» **Data rows**:
>> BEGIN

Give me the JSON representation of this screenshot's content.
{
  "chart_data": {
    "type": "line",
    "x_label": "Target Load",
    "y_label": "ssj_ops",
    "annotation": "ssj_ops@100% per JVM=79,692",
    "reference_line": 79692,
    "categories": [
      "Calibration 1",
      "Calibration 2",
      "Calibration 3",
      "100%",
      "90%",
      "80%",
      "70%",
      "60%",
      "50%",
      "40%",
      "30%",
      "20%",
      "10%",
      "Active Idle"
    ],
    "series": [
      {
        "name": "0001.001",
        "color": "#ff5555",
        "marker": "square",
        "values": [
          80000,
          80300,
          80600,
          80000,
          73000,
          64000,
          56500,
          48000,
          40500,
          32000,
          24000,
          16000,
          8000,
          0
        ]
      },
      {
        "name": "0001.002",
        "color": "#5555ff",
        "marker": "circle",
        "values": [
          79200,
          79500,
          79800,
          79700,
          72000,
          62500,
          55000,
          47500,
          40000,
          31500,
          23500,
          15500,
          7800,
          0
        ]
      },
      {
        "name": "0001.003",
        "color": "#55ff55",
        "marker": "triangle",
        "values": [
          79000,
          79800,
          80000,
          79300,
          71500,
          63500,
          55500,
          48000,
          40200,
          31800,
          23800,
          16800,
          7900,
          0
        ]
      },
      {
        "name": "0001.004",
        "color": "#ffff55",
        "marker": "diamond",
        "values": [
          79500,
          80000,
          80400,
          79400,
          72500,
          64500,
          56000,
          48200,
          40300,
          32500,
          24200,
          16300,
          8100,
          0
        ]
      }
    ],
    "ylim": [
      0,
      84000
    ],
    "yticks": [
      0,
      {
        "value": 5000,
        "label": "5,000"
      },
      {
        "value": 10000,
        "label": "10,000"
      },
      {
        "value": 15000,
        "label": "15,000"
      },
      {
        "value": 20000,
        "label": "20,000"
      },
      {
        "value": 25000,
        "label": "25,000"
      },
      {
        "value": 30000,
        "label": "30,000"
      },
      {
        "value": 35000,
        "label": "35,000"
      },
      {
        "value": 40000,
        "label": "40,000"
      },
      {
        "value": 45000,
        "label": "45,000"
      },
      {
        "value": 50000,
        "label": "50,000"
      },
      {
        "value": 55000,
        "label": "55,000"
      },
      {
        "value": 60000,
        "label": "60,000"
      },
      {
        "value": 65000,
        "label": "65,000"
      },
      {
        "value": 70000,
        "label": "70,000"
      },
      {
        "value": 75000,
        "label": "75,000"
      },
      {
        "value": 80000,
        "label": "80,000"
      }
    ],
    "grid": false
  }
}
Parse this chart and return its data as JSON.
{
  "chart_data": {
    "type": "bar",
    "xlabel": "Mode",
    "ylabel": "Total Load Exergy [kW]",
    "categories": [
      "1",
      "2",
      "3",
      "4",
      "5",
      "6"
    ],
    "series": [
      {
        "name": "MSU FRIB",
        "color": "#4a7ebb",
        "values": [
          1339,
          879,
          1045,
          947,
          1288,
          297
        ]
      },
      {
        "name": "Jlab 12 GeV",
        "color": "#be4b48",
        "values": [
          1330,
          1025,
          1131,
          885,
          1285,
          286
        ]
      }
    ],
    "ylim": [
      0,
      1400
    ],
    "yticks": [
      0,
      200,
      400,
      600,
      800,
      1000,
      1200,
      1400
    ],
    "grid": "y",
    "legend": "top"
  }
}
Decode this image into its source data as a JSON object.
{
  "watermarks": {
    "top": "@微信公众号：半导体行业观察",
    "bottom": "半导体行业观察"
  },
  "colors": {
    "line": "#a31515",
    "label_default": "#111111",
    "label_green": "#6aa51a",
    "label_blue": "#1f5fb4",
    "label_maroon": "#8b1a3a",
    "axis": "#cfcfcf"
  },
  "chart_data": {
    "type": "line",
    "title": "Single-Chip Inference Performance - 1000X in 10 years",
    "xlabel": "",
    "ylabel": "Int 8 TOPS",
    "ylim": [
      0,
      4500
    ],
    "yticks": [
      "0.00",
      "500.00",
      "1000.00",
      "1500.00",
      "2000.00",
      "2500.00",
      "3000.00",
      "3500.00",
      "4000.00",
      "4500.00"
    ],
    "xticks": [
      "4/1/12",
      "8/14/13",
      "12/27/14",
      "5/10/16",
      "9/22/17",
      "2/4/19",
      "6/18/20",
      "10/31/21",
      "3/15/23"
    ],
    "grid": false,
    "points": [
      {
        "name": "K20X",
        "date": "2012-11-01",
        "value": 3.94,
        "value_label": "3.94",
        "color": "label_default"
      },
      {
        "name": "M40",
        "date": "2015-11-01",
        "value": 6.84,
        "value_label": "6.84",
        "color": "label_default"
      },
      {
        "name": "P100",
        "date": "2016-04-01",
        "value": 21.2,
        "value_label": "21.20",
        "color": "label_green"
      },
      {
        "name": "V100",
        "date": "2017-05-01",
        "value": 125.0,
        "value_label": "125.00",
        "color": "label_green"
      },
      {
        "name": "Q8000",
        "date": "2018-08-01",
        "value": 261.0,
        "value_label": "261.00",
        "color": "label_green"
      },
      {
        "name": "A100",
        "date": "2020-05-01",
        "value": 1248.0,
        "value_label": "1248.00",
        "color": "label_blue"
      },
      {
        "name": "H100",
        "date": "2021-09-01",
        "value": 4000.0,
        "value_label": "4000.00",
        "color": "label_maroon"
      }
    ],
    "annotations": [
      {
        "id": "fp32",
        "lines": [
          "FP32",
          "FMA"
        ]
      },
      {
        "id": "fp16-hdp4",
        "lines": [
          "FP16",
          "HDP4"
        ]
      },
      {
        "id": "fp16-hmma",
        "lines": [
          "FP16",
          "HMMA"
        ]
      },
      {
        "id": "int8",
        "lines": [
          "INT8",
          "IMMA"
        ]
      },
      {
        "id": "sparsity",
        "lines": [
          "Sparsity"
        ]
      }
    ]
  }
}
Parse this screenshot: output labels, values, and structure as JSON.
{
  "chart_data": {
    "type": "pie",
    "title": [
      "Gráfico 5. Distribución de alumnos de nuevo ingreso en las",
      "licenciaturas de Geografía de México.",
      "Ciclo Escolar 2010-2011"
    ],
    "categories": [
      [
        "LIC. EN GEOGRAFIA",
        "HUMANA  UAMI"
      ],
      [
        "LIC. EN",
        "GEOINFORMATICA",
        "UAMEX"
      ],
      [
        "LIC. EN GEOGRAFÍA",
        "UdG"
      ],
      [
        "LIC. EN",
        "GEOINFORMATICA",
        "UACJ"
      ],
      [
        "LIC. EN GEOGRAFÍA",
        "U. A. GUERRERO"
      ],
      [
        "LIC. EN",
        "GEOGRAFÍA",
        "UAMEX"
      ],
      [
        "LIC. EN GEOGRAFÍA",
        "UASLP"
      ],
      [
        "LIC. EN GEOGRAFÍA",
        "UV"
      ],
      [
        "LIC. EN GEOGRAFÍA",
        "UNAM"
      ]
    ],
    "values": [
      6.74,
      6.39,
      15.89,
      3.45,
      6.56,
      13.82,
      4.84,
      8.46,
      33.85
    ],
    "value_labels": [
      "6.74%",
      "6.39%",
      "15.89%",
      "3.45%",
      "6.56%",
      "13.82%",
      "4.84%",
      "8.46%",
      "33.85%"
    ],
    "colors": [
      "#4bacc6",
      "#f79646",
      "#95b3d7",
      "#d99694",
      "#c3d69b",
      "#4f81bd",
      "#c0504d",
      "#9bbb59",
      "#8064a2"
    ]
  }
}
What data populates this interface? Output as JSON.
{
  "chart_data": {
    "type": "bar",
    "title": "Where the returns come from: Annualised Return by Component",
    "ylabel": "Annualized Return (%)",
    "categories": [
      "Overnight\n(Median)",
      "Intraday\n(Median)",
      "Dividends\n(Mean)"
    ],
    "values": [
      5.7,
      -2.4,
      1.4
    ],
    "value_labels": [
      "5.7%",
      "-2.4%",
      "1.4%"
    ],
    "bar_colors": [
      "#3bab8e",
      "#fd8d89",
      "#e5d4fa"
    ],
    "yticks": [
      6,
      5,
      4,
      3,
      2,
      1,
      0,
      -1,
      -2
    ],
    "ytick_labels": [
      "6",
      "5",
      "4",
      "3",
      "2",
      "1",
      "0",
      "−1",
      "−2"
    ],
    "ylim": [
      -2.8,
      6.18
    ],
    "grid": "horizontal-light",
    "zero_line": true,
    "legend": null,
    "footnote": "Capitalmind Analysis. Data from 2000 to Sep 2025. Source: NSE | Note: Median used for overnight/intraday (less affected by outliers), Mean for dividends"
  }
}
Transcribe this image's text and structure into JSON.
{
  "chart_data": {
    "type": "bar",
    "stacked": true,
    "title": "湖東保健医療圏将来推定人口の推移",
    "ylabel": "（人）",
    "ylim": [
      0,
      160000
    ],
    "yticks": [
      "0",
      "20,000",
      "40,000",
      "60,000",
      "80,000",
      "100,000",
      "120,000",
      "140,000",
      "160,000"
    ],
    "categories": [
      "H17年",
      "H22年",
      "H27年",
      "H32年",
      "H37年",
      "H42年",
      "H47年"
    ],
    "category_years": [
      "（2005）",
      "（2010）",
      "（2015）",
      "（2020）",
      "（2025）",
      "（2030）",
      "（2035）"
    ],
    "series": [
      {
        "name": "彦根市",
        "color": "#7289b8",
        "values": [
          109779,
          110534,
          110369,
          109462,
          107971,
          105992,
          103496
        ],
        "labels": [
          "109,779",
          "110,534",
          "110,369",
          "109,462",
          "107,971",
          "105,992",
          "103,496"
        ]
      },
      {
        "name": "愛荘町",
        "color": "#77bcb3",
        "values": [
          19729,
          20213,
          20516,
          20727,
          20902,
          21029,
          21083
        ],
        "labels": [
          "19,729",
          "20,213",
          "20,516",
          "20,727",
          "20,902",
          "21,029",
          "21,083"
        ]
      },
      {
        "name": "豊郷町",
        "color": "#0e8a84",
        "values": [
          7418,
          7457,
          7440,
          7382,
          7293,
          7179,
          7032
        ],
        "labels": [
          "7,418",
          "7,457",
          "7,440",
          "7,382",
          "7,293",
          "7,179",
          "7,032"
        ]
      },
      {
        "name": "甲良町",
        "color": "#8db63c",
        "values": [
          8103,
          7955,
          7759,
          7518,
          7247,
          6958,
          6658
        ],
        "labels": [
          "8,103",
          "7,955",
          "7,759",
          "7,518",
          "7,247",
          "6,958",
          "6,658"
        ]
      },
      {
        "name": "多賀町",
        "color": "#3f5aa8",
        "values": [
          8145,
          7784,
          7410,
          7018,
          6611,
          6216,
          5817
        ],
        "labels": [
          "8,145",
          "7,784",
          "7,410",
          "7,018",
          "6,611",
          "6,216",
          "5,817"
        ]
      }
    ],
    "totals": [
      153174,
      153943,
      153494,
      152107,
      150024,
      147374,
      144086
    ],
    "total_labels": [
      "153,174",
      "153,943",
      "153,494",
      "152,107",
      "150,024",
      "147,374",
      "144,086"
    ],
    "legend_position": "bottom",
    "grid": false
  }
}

>> END

» **Problem details**: From the entries above, copy every line where the word "grid" shows up.

» **Response to the exercise**:
    "grid": false
    "grid": "y",
    "grid": false,
    "grid": "horizontal-light",
    "grid": false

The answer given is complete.